• **What you should do**
Output every line exactly as written. Leave out pictures.
## Begin Record list
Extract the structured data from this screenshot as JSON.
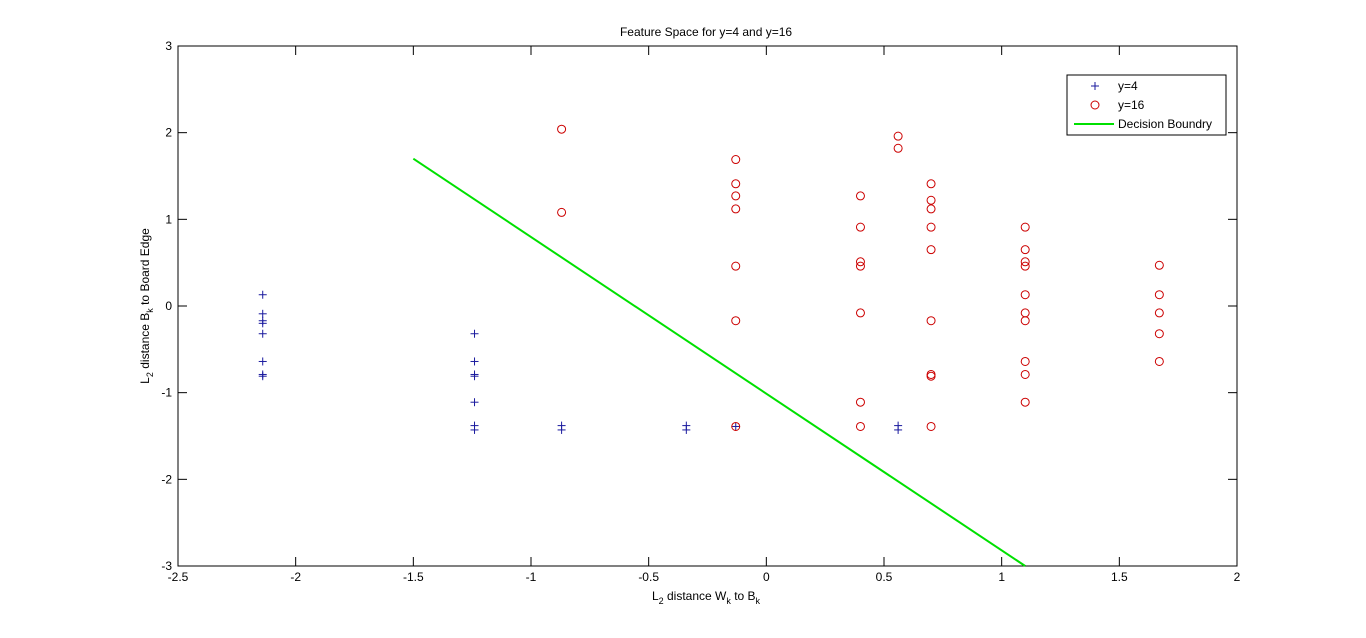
{
  "chart_data": {
    "type": "scatter",
    "title": "Feature Space for y=4 and y=16",
    "xlabel": {
      "prefix": "L",
      "sub1": "2",
      "middle": " distance W",
      "sub2": "k",
      "mid2": " to B",
      "sub3": "k",
      "suffix": ""
    },
    "ylabel": {
      "prefix": "L",
      "sub1": "2",
      "middle": " distance B",
      "sub2": "k",
      "mid2": " to Board Edge",
      "sub3": "",
      "suffix": ""
    },
    "xlim": [
      -2.5,
      2
    ],
    "ylim": [
      -3,
      3
    ],
    "xticks": [
      -2.5,
      -2,
      -1.5,
      -1,
      -0.5,
      0,
      0.5,
      1,
      1.5,
      2
    ],
    "xtick_labels": [
      "-2.5",
      "-2",
      "-1.5",
      "-1",
      "-0.5",
      "0",
      "0.5",
      "1",
      "1.5",
      "2"
    ],
    "yticks": [
      -3,
      -2,
      -1,
      0,
      1,
      2,
      3
    ],
    "ytick_labels": [
      "-3",
      "-2",
      "-1",
      "0",
      "1",
      "2",
      "3"
    ],
    "grid": false,
    "legend_position": "top-right",
    "series": [
      {
        "name": "y=4",
        "marker": "plus",
        "color": "#1a1a9e",
        "points": [
          [
            -2.14,
            0.13
          ],
          [
            -2.14,
            -0.09
          ],
          [
            -2.14,
            -0.17
          ],
          [
            -2.14,
            -0.2
          ],
          [
            -2.14,
            -0.32
          ],
          [
            -2.14,
            -0.64
          ],
          [
            -2.14,
            -0.79
          ],
          [
            -2.14,
            -0.81
          ],
          [
            -1.24,
            -0.32
          ],
          [
            -1.24,
            -0.64
          ],
          [
            -1.24,
            -0.79
          ],
          [
            -1.24,
            -0.81
          ],
          [
            -1.24,
            -1.11
          ],
          [
            -1.24,
            -1.38
          ],
          [
            -1.24,
            -1.43
          ],
          [
            -0.87,
            -1.38
          ],
          [
            -0.87,
            -1.43
          ],
          [
            -0.34,
            -1.38
          ],
          [
            -0.34,
            -1.43
          ],
          [
            -0.13,
            -1.39
          ],
          [
            0.56,
            -1.38
          ],
          [
            0.56,
            -1.43
          ]
        ]
      },
      {
        "name": "y=16",
        "marker": "circle",
        "color": "#cc0000",
        "points": [
          [
            -0.87,
            2.04
          ],
          [
            -0.87,
            1.08
          ],
          [
            -0.13,
            1.69
          ],
          [
            -0.13,
            1.41
          ],
          [
            -0.13,
            1.27
          ],
          [
            -0.13,
            1.12
          ],
          [
            -0.13,
            0.46
          ],
          [
            -0.13,
            -0.17
          ],
          [
            -0.13,
            -1.39
          ],
          [
            0.4,
            1.27
          ],
          [
            0.4,
            0.91
          ],
          [
            0.4,
            0.51
          ],
          [
            0.4,
            0.46
          ],
          [
            0.4,
            -0.08
          ],
          [
            0.4,
            -1.11
          ],
          [
            0.4,
            -1.39
          ],
          [
            0.56,
            1.96
          ],
          [
            0.56,
            1.82
          ],
          [
            0.7,
            1.41
          ],
          [
            0.7,
            1.22
          ],
          [
            0.7,
            1.12
          ],
          [
            0.7,
            0.91
          ],
          [
            0.7,
            0.65
          ],
          [
            0.7,
            -0.17
          ],
          [
            0.7,
            -0.79
          ],
          [
            0.7,
            -0.81
          ],
          [
            0.7,
            -1.39
          ],
          [
            1.1,
            0.91
          ],
          [
            1.1,
            0.65
          ],
          [
            1.1,
            0.51
          ],
          [
            1.1,
            0.46
          ],
          [
            1.1,
            0.13
          ],
          [
            1.1,
            -0.08
          ],
          [
            1.1,
            -0.17
          ],
          [
            1.1,
            -0.64
          ],
          [
            1.1,
            -0.79
          ],
          [
            1.1,
            -1.11
          ],
          [
            1.67,
            0.47
          ],
          [
            1.67,
            0.13
          ],
          [
            1.67,
            -0.08
          ],
          [
            1.67,
            -0.32
          ],
          [
            1.67,
            -0.64
          ]
        ]
      },
      {
        "name": "Decision Boundry",
        "marker": "line",
        "color": "#00e000",
        "points": [
          [
            -1.5,
            1.7
          ],
          [
            1.1,
            -3.0
          ]
        ]
      }
    ]
  }
}
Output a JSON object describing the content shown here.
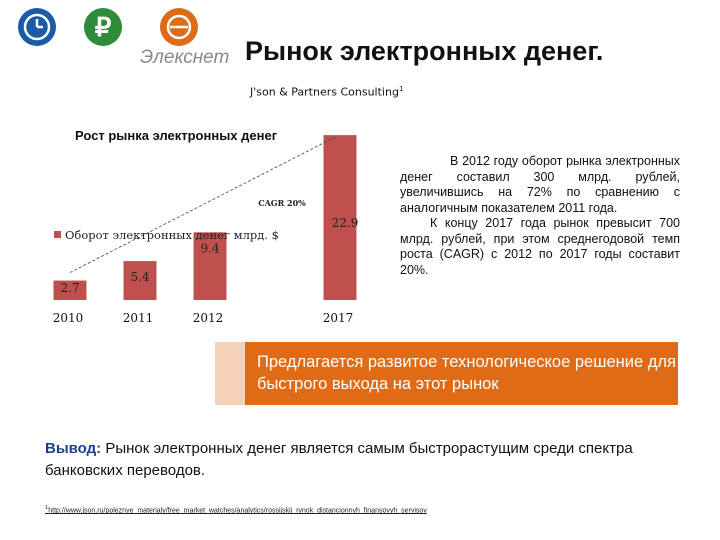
{
  "logo": {
    "text": "Элекснет",
    "ruble_symbol": "₽",
    "colors": {
      "blue": "#1b5aa6",
      "green": "#2e8b3a",
      "orange": "#e06b16"
    }
  },
  "header": {
    "title": "Рынок электронных денег.",
    "source": "J'son & Partners Consulting",
    "footnote_ref": "1"
  },
  "chart_title": "Рост рынка электронных денег",
  "chart_data": {
    "type": "bar",
    "categories": [
      "2010",
      "2011",
      "2012",
      "2017"
    ],
    "series": [
      {
        "name": "Оборот электронных денег млрд. $",
        "values": [
          2.7,
          5.4,
          9.4,
          22.9
        ],
        "color": "#c0504d"
      }
    ],
    "annotation": "CAGR 20%",
    "ylim": [
      0,
      25
    ],
    "grid": false,
    "legend": "left-middle"
  },
  "description": {
    "p1": "В 2012 году оборот рынка электронных денег составил 300 млрд. рублей, увеличившись на 72% по сравнению с аналогичным показателем 2011 года.",
    "p2": "К концу 2017 года рынок превысит 700 млрд. рублей, при этом среднегодовой темп роста (CAGR) с 2012 по 2017 годы составит 20%."
  },
  "callout": {
    "text": "Предлагается развитое технологическое решение для быстрого выхода на этот рынок",
    "color": "#e06b16"
  },
  "conclusion": {
    "label": "Вывод:",
    "text": "Рынок электронных денег является самым быстрорастущим среди спектра банковских переводов."
  },
  "footnote": {
    "number": "1",
    "url": "http://www.json.ru/poleznye_materialy/free_market_watches/analytics/rossijskij_rynok_distancionnyh_finansovyh_servisov"
  }
}
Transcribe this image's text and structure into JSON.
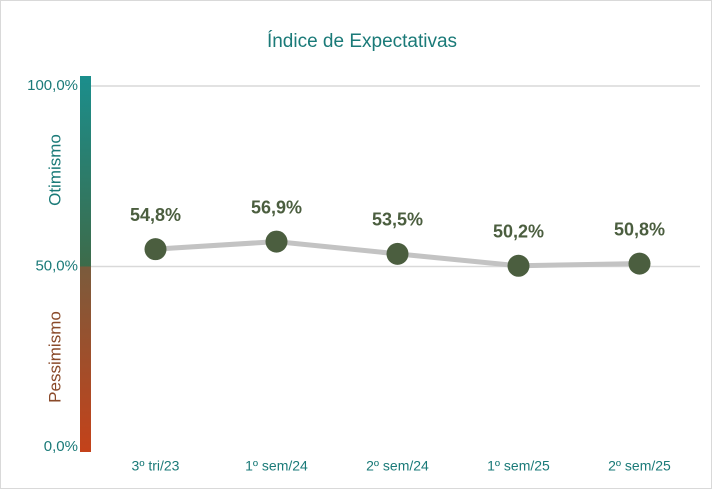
## End Record list
• **Exercise answer**
Extract the structured data from this screenshot as JSON.
{
  "chart_data": {
    "type": "scatter",
    "title": "Feature Space for y=4 and y=16",
    "xlabel": {
      "prefix": "L",
      "sub1": "2",
      "middle": " distance W",
      "sub2": "k",
      "mid2": " to B",
      "sub3": "k",
      "suffix": ""
    },
    "ylabel": {
      "prefix": "L",
      "sub1": "2",
      "middle": " distance B",
      "sub2": "k",
      "mid2": " to Board Edge",
      "sub3": "",
      "suffix": ""
    },
    "xlim": [
      -2.5,
      2
    ],
    "ylim": [
      -3,
      3
    ],
    "xticks": [
      -2.5,
      -2,
      -1.5,
      -1,
      -0.5,
      0,
      0.5,
      1,
      1.5,
      2
    ],
    "xtick_labels": [
      "-2.5",
      "-2",
      "-1.5",
      "-1",
      "-0.5",
      "0",
      "0.5",
      "1",
      "1.5",
      "2"
    ],
    "yticks": [
      -3,
      -2,
      -1,
      0,
      1,
      2,
      3
    ],
    "ytick_labels": [
      "-3",
      "-2",
      "-1",
      "0",
      "1",
      "2",
      "3"
    ],
    "grid": false,
    "legend_position": "top-right",
    "series": [
      {
        "name": "y=4",
        "marker": "plus",
        "color": "#1a1a9e",
        "points": [
          [
            -2.14,
            0.13
          ],
          [
            -2.14,
            -0.09
          ],
          [
            -2.14,
            -0.17
          ],
          [
            -2.14,
            -0.2
          ],
          [
            -2.14,
            -0.32
          ],
          [
            -2.14,
            -0.64
          ],
          [
            -2.14,
            -0.79
          ],
          [
            -2.14,
            -0.81
          ],
          [
            -1.24,
            -0.32
          ],
          [
            -1.24,
            -0.64
          ],
          [
            -1.24,
            -0.79
          ],
          [
            -1.24,
            -0.81
          ],
          [
            -1.24,
            -1.11
          ],
          [
            -1.24,
            -1.38
          ],
          [
            -1.24,
            -1.43
          ],
          [
            -0.87,
            -1.38
          ],
          [
            -0.87,
            -1.43
          ],
          [
            -0.34,
            -1.38
          ],
          [
            -0.34,
            -1.43
          ],
          [
            -0.13,
            -1.39
          ],
          [
            0.56,
            -1.38
          ],
          [
            0.56,
            -1.43
          ]
        ]
      },
      {
        "name": "y=16",
        "marker": "circle",
        "color": "#cc0000",
        "points": [
          [
            -0.87,
            2.04
          ],
          [
            -0.87,
            1.08
          ],
          [
            -0.13,
            1.69
          ],
          [
            -0.13,
            1.41
          ],
          [
            -0.13,
            1.27
          ],
          [
            -0.13,
            1.12
          ],
          [
            -0.13,
            0.46
          ],
          [
            -0.13,
            -0.17
          ],
          [
            -0.13,
            -1.39
          ],
          [
            0.4,
            1.27
          ],
          [
            0.4,
            0.91
          ],
          [
            0.4,
            0.51
          ],
          [
            0.4,
            0.46
          ],
          [
            0.4,
            -0.08
          ],
          [
            0.4,
            -1.11
          ],
          [
            0.4,
            -1.39
          ],
          [
            0.56,
            1.96
          ],
          [
            0.56,
            1.82
          ],
          [
            0.7,
            1.41
          ],
          [
            0.7,
            1.22
          ],
          [
            0.7,
            1.12
          ],
          [
            0.7,
            0.91
          ],
          [
            0.7,
            0.65
          ],
          [
            0.7,
            -0.17
          ],
          [
            0.7,
            -0.79
          ],
          [
            0.7,
            -0.81
          ],
          [
            0.7,
            -1.39
          ],
          [
            1.1,
            0.91
          ],
          [
            1.1,
            0.65
          ],
          [
            1.1,
            0.51
          ],
          [
            1.1,
            0.46
          ],
          [
            1.1,
            0.13
          ],
          [
            1.1,
            -0.08
          ],
          [
            1.1,
            -0.17
          ],
          [
            1.1,
            -0.64
          ],
          [
            1.1,
            -0.79
          ],
          [
            1.1,
            -1.11
          ],
          [
            1.67,
            0.47
          ],
          [
            1.67,
            0.13
          ],
          [
            1.67,
            -0.08
          ],
          [
            1.67,
            -0.32
          ],
          [
            1.67,
            -0.64
          ]
        ]
      },
      {
        "name": "Decision Boundry",
        "marker": "line",
        "color": "#00e000",
        "points": [
          [
            -1.5,
            1.7
          ],
          [
            1.1,
            -3.0
          ]
        ]
      }
    ]
  }
}
Output a JSON object describing the content shown here.
{
  "logo": {
    "text": "Элекснет",
    "ruble_symbol": "₽",
    "colors": {
      "blue": "#1b5aa6",
      "green": "#2e8b3a",
      "orange": "#e06b16"
    }
  },
  "header": {
    "title": "Рынок электронных денег.",
    "source": "J'son & Partners Consulting",
    "footnote_ref": "1"
  },
  "chart_title": "Рост рынка электронных денег",
  "chart_data": {
    "type": "bar",
    "categories": [
      "2010",
      "2011",
      "2012",
      "2017"
    ],
    "series": [
      {
        "name": "Оборот электронных денег млрд. $",
        "values": [
          2.7,
          5.4,
          9.4,
          22.9
        ],
        "color": "#c0504d"
      }
    ],
    "annotation": "CAGR 20%",
    "ylim": [
      0,
      25
    ],
    "grid": false,
    "legend": "left-middle"
  },
  "description": {
    "p1": "В 2012 году оборот рынка электронных денег составил 300 млрд. рублей, увеличившись на 72% по сравнению с аналогичным показателем 2011 года.",
    "p2": "К концу 2017 года рынок превысит 700 млрд. рублей, при этом среднегодовой темп роста (CAGR) с 2012 по 2017 годы составит 20%."
  },
  "callout": {
    "text": "Предлагается развитое технологическое решение для быстрого выхода на этот рынок",
    "color": "#e06b16"
  },
  "conclusion": {
    "label": "Вывод:",
    "text": "Рынок электронных денег является самым быстрорастущим среди спектра банковских переводов."
  },
  "footnote": {
    "number": "1",
    "url": "http://www.json.ru/poleznye_materialy/free_market_watches/analytics/rossijskij_rynok_distancionnyh_finansovyh_servisov"
  }
}
Transcribe this image's text and structure into JSON.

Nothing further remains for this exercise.